### Supplied data
'''

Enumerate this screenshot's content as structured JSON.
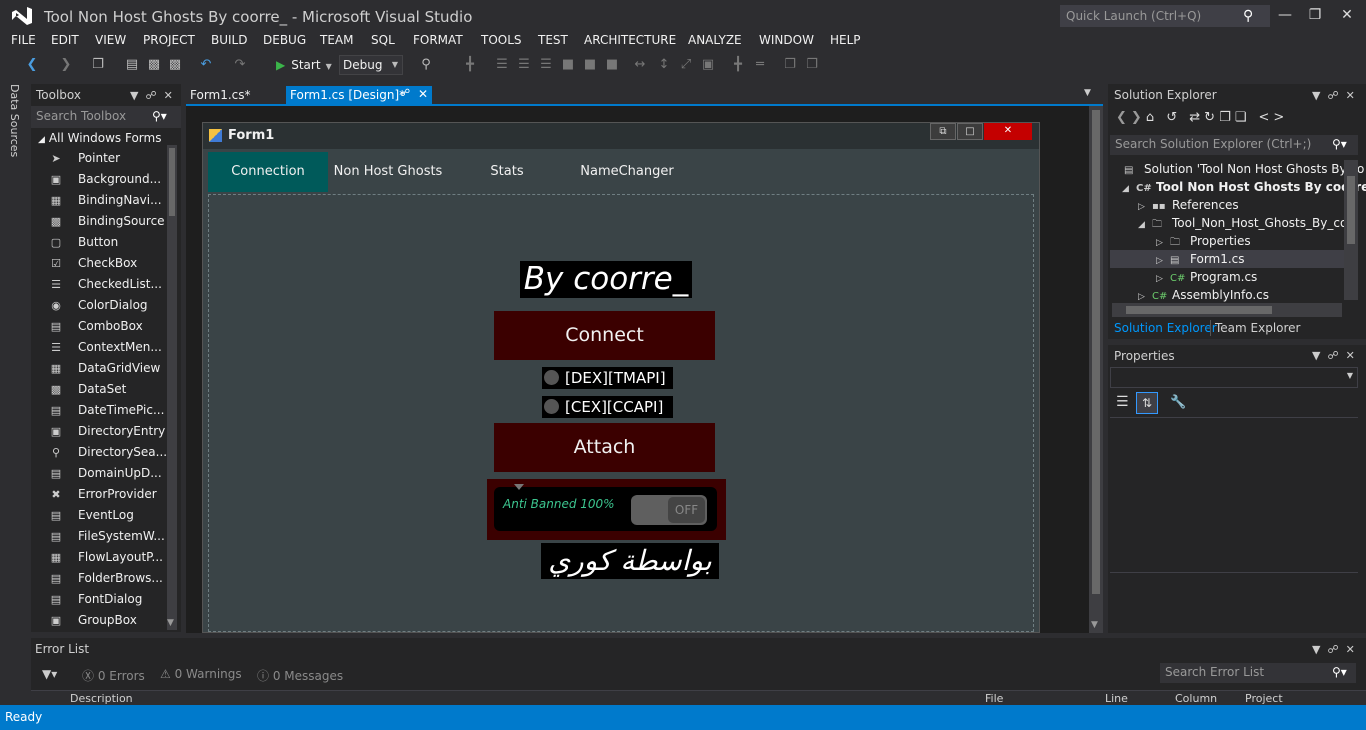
{
  "window": {
    "title": "Tool Non Host Ghosts By coorre_ - Microsoft Visual Studio",
    "quick_launch_placeholder": "Quick Launch (Ctrl+Q)"
  },
  "menu": [
    "FILE",
    "EDIT",
    "VIEW",
    "PROJECT",
    "BUILD",
    "DEBUG",
    "TEAM",
    "SQL",
    "FORMAT",
    "TOOLS",
    "TEST",
    "ARCHITECTURE",
    "ANALYZE",
    "WINDOW",
    "HELP"
  ],
  "toolbar": {
    "start_label": "Start",
    "configuration": "Debug"
  },
  "side_tab": "Data Sources",
  "toolbox": {
    "title": "Toolbox",
    "search_placeholder": "Search Toolbox",
    "group": "All Windows Forms",
    "items": [
      "Pointer",
      "Background...",
      "BindingNavi...",
      "BindingSource",
      "Button",
      "CheckBox",
      "CheckedList...",
      "ColorDialog",
      "ComboBox",
      "ContextMen...",
      "DataGridView",
      "DataSet",
      "DateTimePic...",
      "DirectoryEntry",
      "DirectorySea...",
      "DomainUpD...",
      "ErrorProvider",
      "EventLog",
      "FileSystemW...",
      "FlowLayoutP...",
      "FolderBrows...",
      "FontDialog",
      "GroupBox"
    ]
  },
  "doc_tabs": {
    "form1cs": "Form1.cs*",
    "design": "Form1.cs [Design]*"
  },
  "form": {
    "title": "Form1",
    "tabs": [
      "Connection",
      "Non Host Ghosts",
      "Stats",
      "NameChanger"
    ],
    "by_label": "By coorre_",
    "connect_label": "Connect",
    "radio_dex": "[DEX][TMAPI]",
    "radio_cex": "[CEX][CCAPI]",
    "attach_label": "Attach",
    "anti_label": "Anti Banned 100%",
    "switch_label": "OFF",
    "arabic_label": "بواسطة كوري"
  },
  "solution_explorer": {
    "title": "Solution Explorer",
    "search_placeholder": "Search Solution Explorer (Ctrl+;)",
    "nodes": [
      "Solution 'Tool Non Host Ghosts By co",
      "Tool Non Host Ghosts By coorre_",
      "References",
      "Tool_Non_Host_Ghosts_By_coo",
      "Properties",
      "Form1.cs",
      "Program.cs",
      "AssemblyInfo.cs"
    ],
    "tab_se": "Solution Explorer",
    "tab_te": "Team Explorer"
  },
  "properties": {
    "title": "Properties"
  },
  "error_list": {
    "title": "Error List",
    "errors": "0 Errors",
    "warnings": "0 Warnings",
    "messages": "0 Messages",
    "search_placeholder": "Search Error List",
    "columns": [
      "Description",
      "File",
      "Line",
      "Column",
      "Project"
    ]
  },
  "status": "Ready",
  "colors": {
    "accent": "#007acc",
    "button_dark_red": "#3b0000",
    "close_red": "#c40000",
    "selected_tab": "#005a5a",
    "anti_text": "#3cc58f"
  }
}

'''

### Instruction
Output the data exactly. Pictures don't belong in the result.

### Written solution
Enumerate this screenshot's content as structured JSON.
{
  "window": {
    "title": "Tool Non Host Ghosts By coorre_ - Microsoft Visual Studio",
    "quick_launch_placeholder": "Quick Launch (Ctrl+Q)"
  },
  "menu": [
    "FILE",
    "EDIT",
    "VIEW",
    "PROJECT",
    "BUILD",
    "DEBUG",
    "TEAM",
    "SQL",
    "FORMAT",
    "TOOLS",
    "TEST",
    "ARCHITECTURE",
    "ANALYZE",
    "WINDOW",
    "HELP"
  ],
  "toolbar": {
    "start_label": "Start",
    "configuration": "Debug"
  },
  "side_tab": "Data Sources",
  "toolbox": {
    "title": "Toolbox",
    "search_placeholder": "Search Toolbox",
    "group": "All Windows Forms",
    "items": [
      "Pointer",
      "Background...",
      "BindingNavi...",
      "BindingSource",
      "Button",
      "CheckBox",
      "CheckedList...",
      "ColorDialog",
      "ComboBox",
      "ContextMen...",
      "DataGridView",
      "DataSet",
      "DateTimePic...",
      "DirectoryEntry",
      "DirectorySea...",
      "DomainUpD...",
      "ErrorProvider",
      "EventLog",
      "FileSystemW...",
      "FlowLayoutP...",
      "FolderBrows...",
      "FontDialog",
      "GroupBox"
    ]
  },
  "doc_tabs": {
    "form1cs": "Form1.cs*",
    "design": "Form1.cs [Design]*"
  },
  "form": {
    "title": "Form1",
    "tabs": [
      "Connection",
      "Non Host Ghosts",
      "Stats",
      "NameChanger"
    ],
    "by_label": "By coorre_",
    "connect_label": "Connect",
    "radio_dex": "[DEX][TMAPI]",
    "radio_cex": "[CEX][CCAPI]",
    "attach_label": "Attach",
    "anti_label": "Anti Banned 100%",
    "switch_label": "OFF",
    "arabic_label": "بواسطة كوري"
  },
  "solution_explorer": {
    "title": "Solution Explorer",
    "search_placeholder": "Search Solution Explorer (Ctrl+;)",
    "nodes": [
      "Solution 'Tool Non Host Ghosts By co",
      "Tool Non Host Ghosts By coorre_",
      "References",
      "Tool_Non_Host_Ghosts_By_coo",
      "Properties",
      "Form1.cs",
      "Program.cs",
      "AssemblyInfo.cs"
    ],
    "tab_se": "Solution Explorer",
    "tab_te": "Team Explorer"
  },
  "properties": {
    "title": "Properties"
  },
  "error_list": {
    "title": "Error List",
    "errors": "0 Errors",
    "warnings": "0 Warnings",
    "messages": "0 Messages",
    "search_placeholder": "Search Error List",
    "columns": [
      "Description",
      "File",
      "Line",
      "Column",
      "Project"
    ]
  },
  "status": "Ready",
  "colors": {
    "accent": "#007acc",
    "button_dark_red": "#3b0000",
    "close_red": "#c40000",
    "selected_tab": "#005a5a",
    "anti_text": "#3cc58f"
  }
}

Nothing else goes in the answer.